◆ RECORDS TO USE:
______________________________

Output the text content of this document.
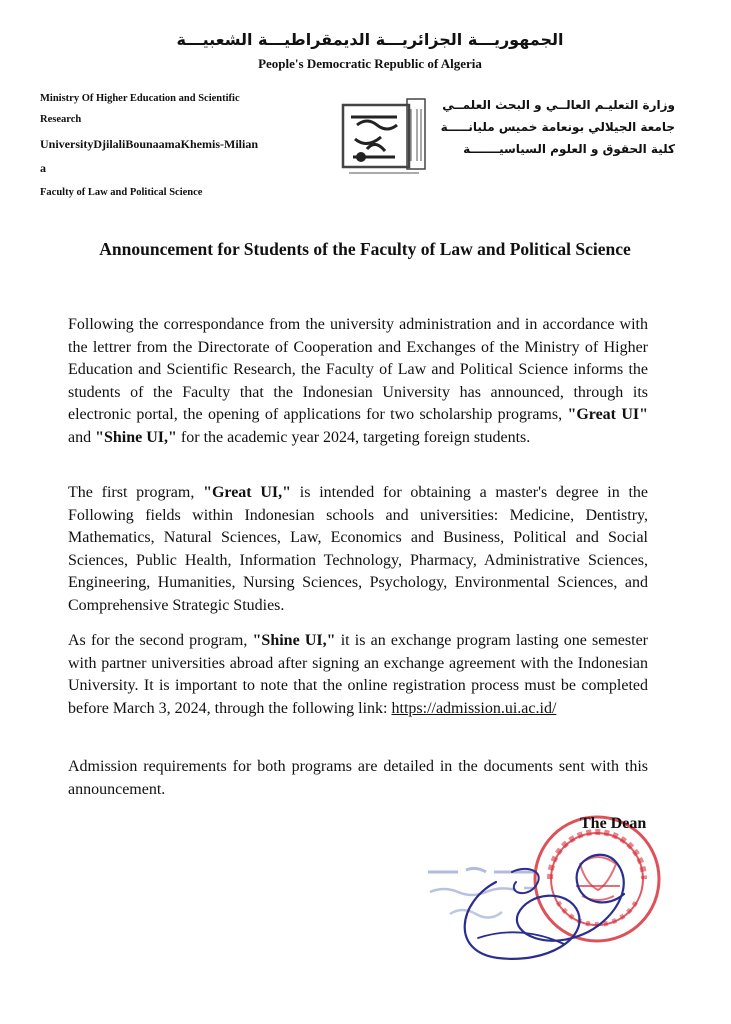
الجمهوريـــة الجزائريـــة الديمقراطيـــة الشعبيـــة
People's Democratic Republic of Algeria
Ministry Of Higher Education and Scientific Research
UniversityDjilaliBounaamaKhemis-Miliana
Faculty of Law and Political Science
وزارة التعليـم العالــي و البحث العلمــي
جامعة الجيلالي بونعامة خميس مليانـــــة
كلية الحقوق و العلوم السياسيـــــــة
Announcement for Students of the Faculty of Law and Political Science
Following the correspondance from the university administration and in accordance with the lettrer from the Directorate of Cooperation and Exchanges of the Ministry of Higher Education and Scientific Research, the Faculty of Law and Political Science informs the students of the Faculty that the Indonesian University has announced, through its electronic portal, the opening of applications for two scholarship programs, "Great UI" and "Shine UI," for the academic year 2024, targeting foreign students.
The first program, "Great UI," is intended for obtaining a master's degree in the Following fields within Indonesian schools and universities: Medicine, Dentistry, Mathematics, Natural Sciences, Law, Economics and Business, Political and Social Sciences, Public Health, Information Technology, Pharmacy, Administrative Sciences, Engineering, Humanities, Nursing Sciences, Psychology, Environmental Sciences, and Comprehensive Strategic Studies.
As for the second program, "Shine UI," it is an exchange program lasting one semester with partner universities abroad after signing an exchange agreement with the Indonesian University. It is important to note that the online registration process must be completed before March 3, 2024, through the following link: https://admission.ui.ac.id/
Admission requirements for both programs are detailed in the documents sent with this announcement.
The Dean
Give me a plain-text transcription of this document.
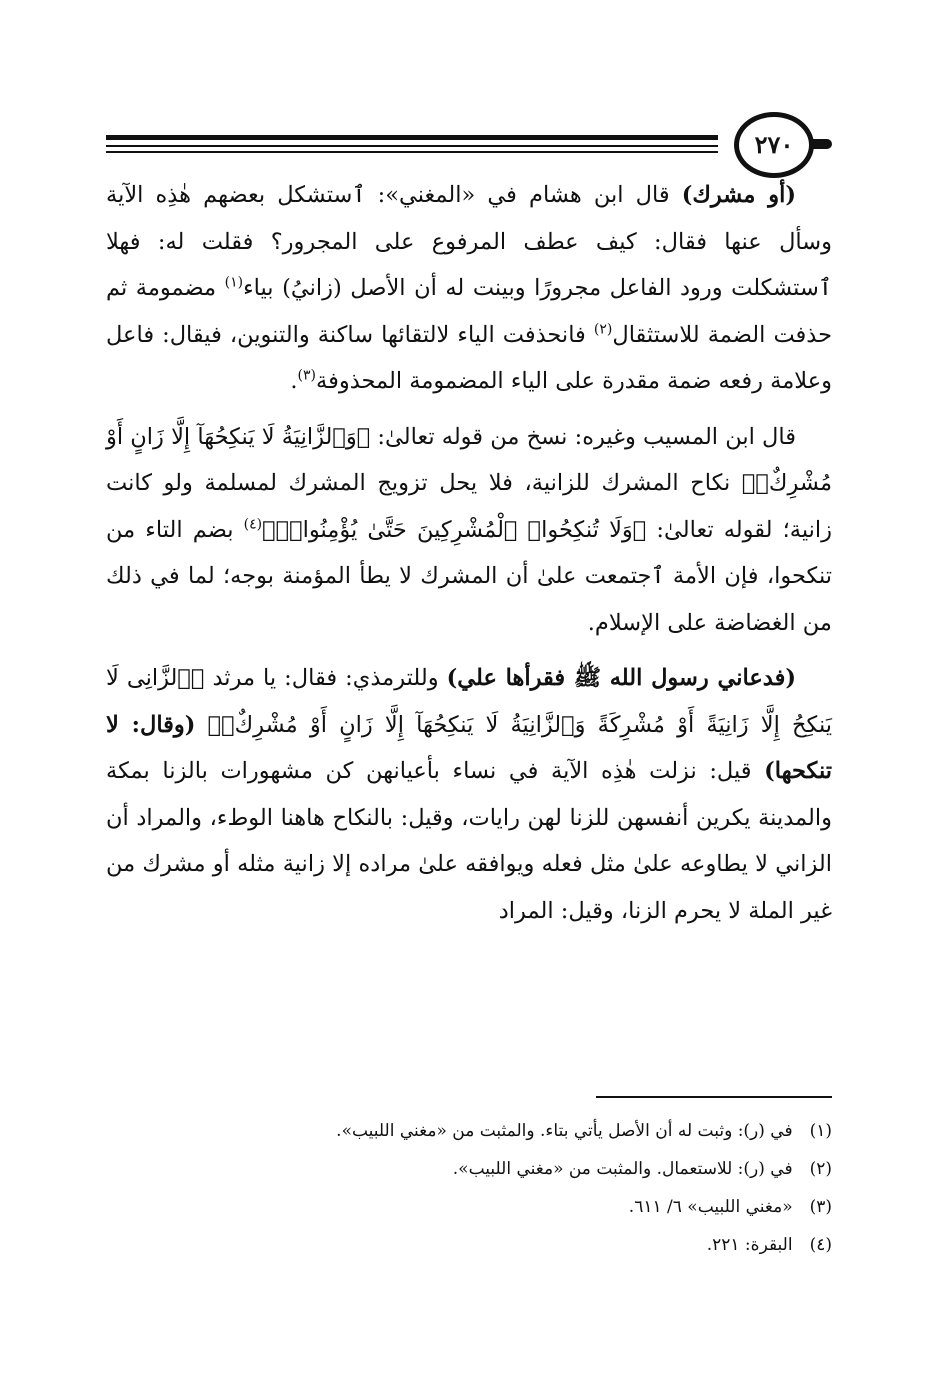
٢٧٠

(أو مشرك) قال ابن هشام في «المغني»: ٱستشكل بعضهم هٰذِه الآية وسأل عنها فقال: كيف عطف المرفوع على المجرور؟ فقلت له: فهلا ٱستشكلت ورود الفاعل مجرورًا وبينت له أن الأصل (زانيُ) بياء$^{(١)}$ مضمومة ثم حذفت الضمة للاستثقال$^{(٢)}$ فانحذفت الياء لالتقائها ساكنة والتنوين، فيقال: فاعل وعلامة رفعه ضمة مقدرة على الياء المضمومة المحذوفة$^{(٣)}$.

قال ابن المسيب وغيره: نسخ من قوله تعالىٰ: ﴿وَٱلزَّانِيَةُ لَا يَنكِحُهَآ إِلَّا زَانٍ أَوْ مُشْرِكٌۚ﴾ نكاح المشرك للزانية، فلا يحل تزويج المشرك لمسلمة ولو كانت زانية؛ لقوله تعالىٰ: ﴿وَلَا تُنكِحُوا۟ ٱلْمُشْرِكِينَ حَتَّىٰ يُؤْمِنُوا۟ۚ﴾$^{(٤)}$ بضم التاء من تنكحوا، فإن الأمة ٱجتمعت علىٰ أن المشرك لا يطأ المؤمنة بوجه؛ لما في ذلك من الغضاضة على الإسلام.

(فدعاني رسول الله ﷺ فقرأها علي) وللترمذي: فقال: يا مرثد ﴿ٱلزَّانِى لَا يَنكِحُ إِلَّا زَانِيَةً أَوْ مُشْرِكَةً وَٱلزَّانِيَةُ لَا يَنكِحُهَآ إِلَّا زَانٍ أَوْ مُشْرِكٌۚ﴾ (وقال: لا تنكحها) قيل: نزلت هٰذِه الآية في نساء بأعيانهن كن مشهورات بالزنا بمكة والمدينة يكرين أنفسهن للزنا لهن رايات، وقيل: بالنكاح هاهنا الوطء، والمراد أن الزاني لا يطاوعه علىٰ مثل فعله ويوافقه علىٰ مراده إلا زانية مثله أو مشرك من غير الملة لا يحرم الزنا، وقيل: المراد

(١) في (ر): وثبت له أن الأصل يأتي بتاء. والمثبت من «مغني اللبيب».

(٢) في (ر): للاستعمال. والمثبت من «مغني اللبيب».

(٣) «مغني اللبيب» ٦/ ٦١١.

(٤) البقرة: ٢٢١.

______________________________

◆ TASK DESCRIPTION: All lines in the data that contain the word "اللبيب" should be copied.

◆ WRITTEN RESPONSE:
(١) في (ر): وثبت له أن الأصل يأتي بتاء. والمثبت من «مغني اللبيب».
(٢) في (ر): للاستعمال. والمثبت من «مغني اللبيب».
(٣) «مغني اللبيب» ٦/ ٦١١.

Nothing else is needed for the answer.